**WORK TO DO**
Leave out every picture, then transcribe the rest of the listing exactly.

== GIVEN RECORDS

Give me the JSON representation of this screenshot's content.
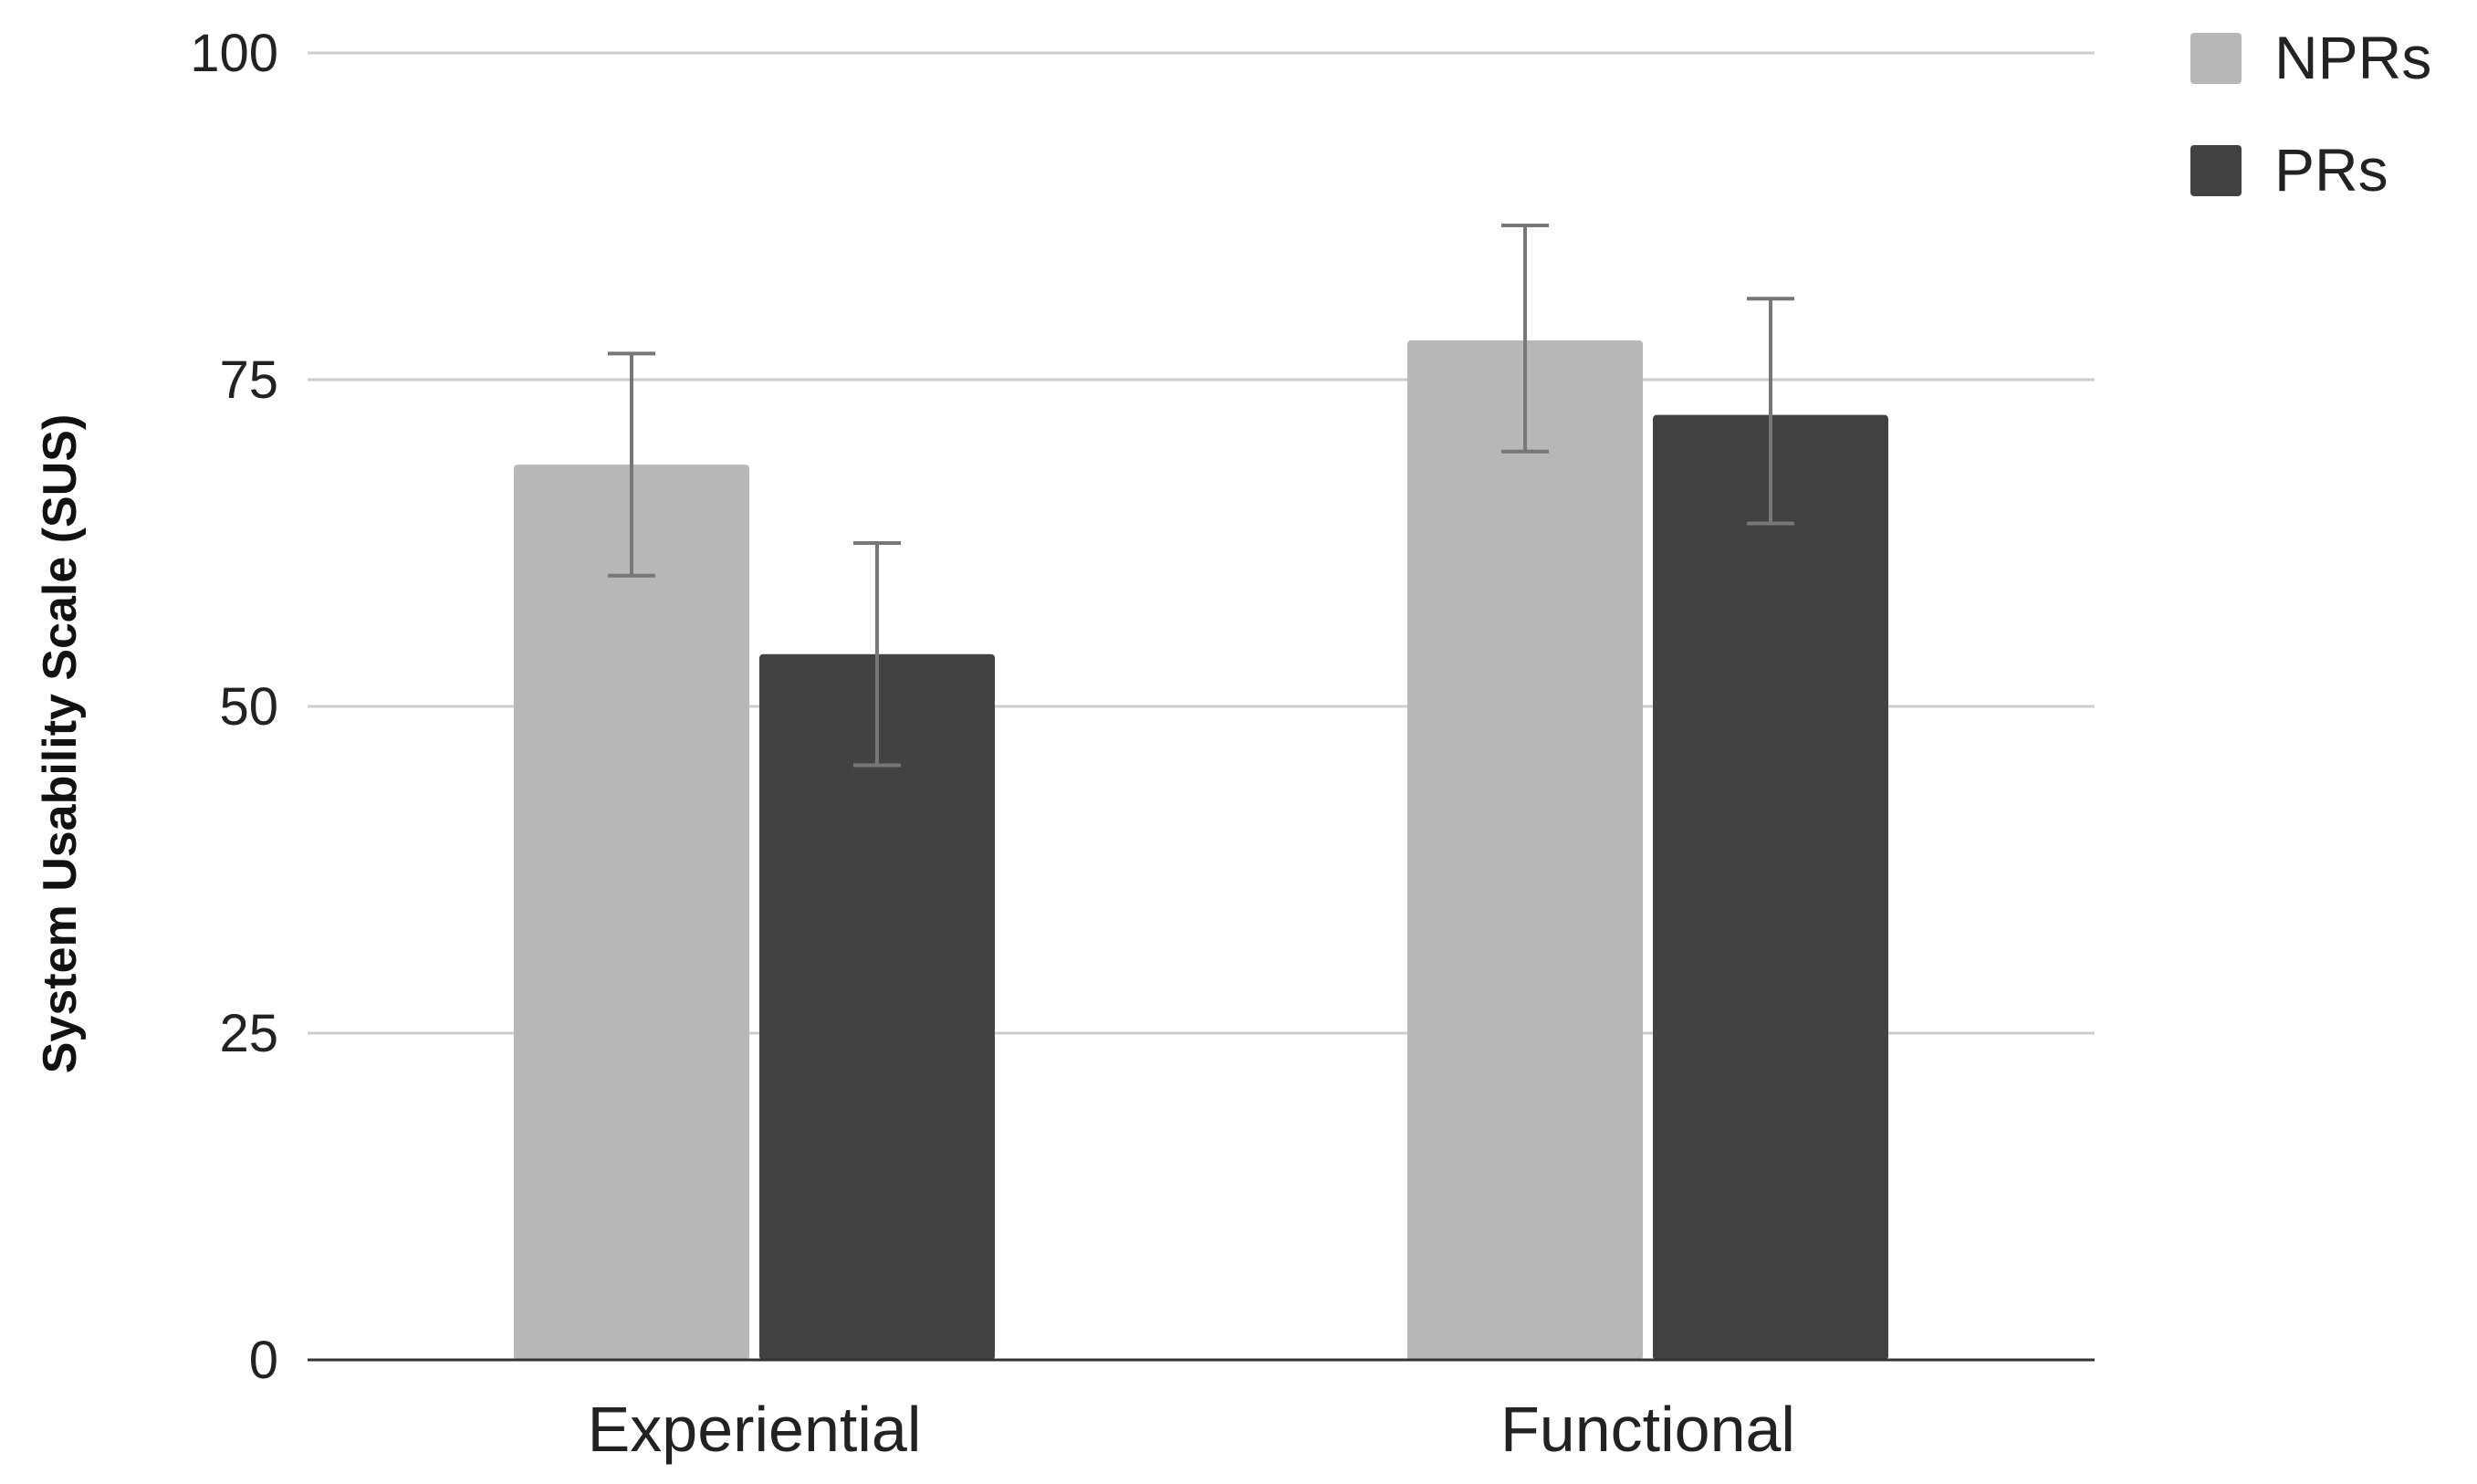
{
  "chart_data": {
    "type": "bar",
    "title": "",
    "xlabel": "",
    "ylabel": "System Usability Scale (SUS)",
    "ylim": [
      0,
      100
    ],
    "yticks": [
      0,
      25,
      50,
      75,
      100
    ],
    "categories": [
      "Experiential",
      "Functional"
    ],
    "series": [
      {
        "name": "NPRs",
        "color": "#b7b7b7",
        "values": [
          68.5,
          78
        ],
        "error": [
          [
            60,
            77
          ],
          [
            69.5,
            86.8
          ]
        ]
      },
      {
        "name": "PRs",
        "color": "#424242",
        "values": [
          54,
          72.3
        ],
        "error": [
          [
            45.5,
            62.5
          ],
          [
            64,
            81.2
          ]
        ]
      }
    ],
    "grid": true,
    "legend_position": "top-right"
  }
}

====

**SOLUTION BELOW**
Give me the JSON representation of this screenshot's content.
{
  "chart_data": {
    "type": "bar",
    "title": "",
    "xlabel": "",
    "ylabel": "System Usability Scale (SUS)",
    "ylim": [
      0,
      100
    ],
    "yticks": [
      0,
      25,
      50,
      75,
      100
    ],
    "categories": [
      "Experiential",
      "Functional"
    ],
    "series": [
      {
        "name": "NPRs",
        "color": "#b7b7b7",
        "values": [
          68.5,
          78
        ],
        "error": [
          [
            60,
            77
          ],
          [
            69.5,
            86.8
          ]
        ]
      },
      {
        "name": "PRs",
        "color": "#424242",
        "values": [
          54,
          72.3
        ],
        "error": [
          [
            45.5,
            62.5
          ],
          [
            64,
            81.2
          ]
        ]
      }
    ],
    "grid": true,
    "legend_position": "top-right"
  }
}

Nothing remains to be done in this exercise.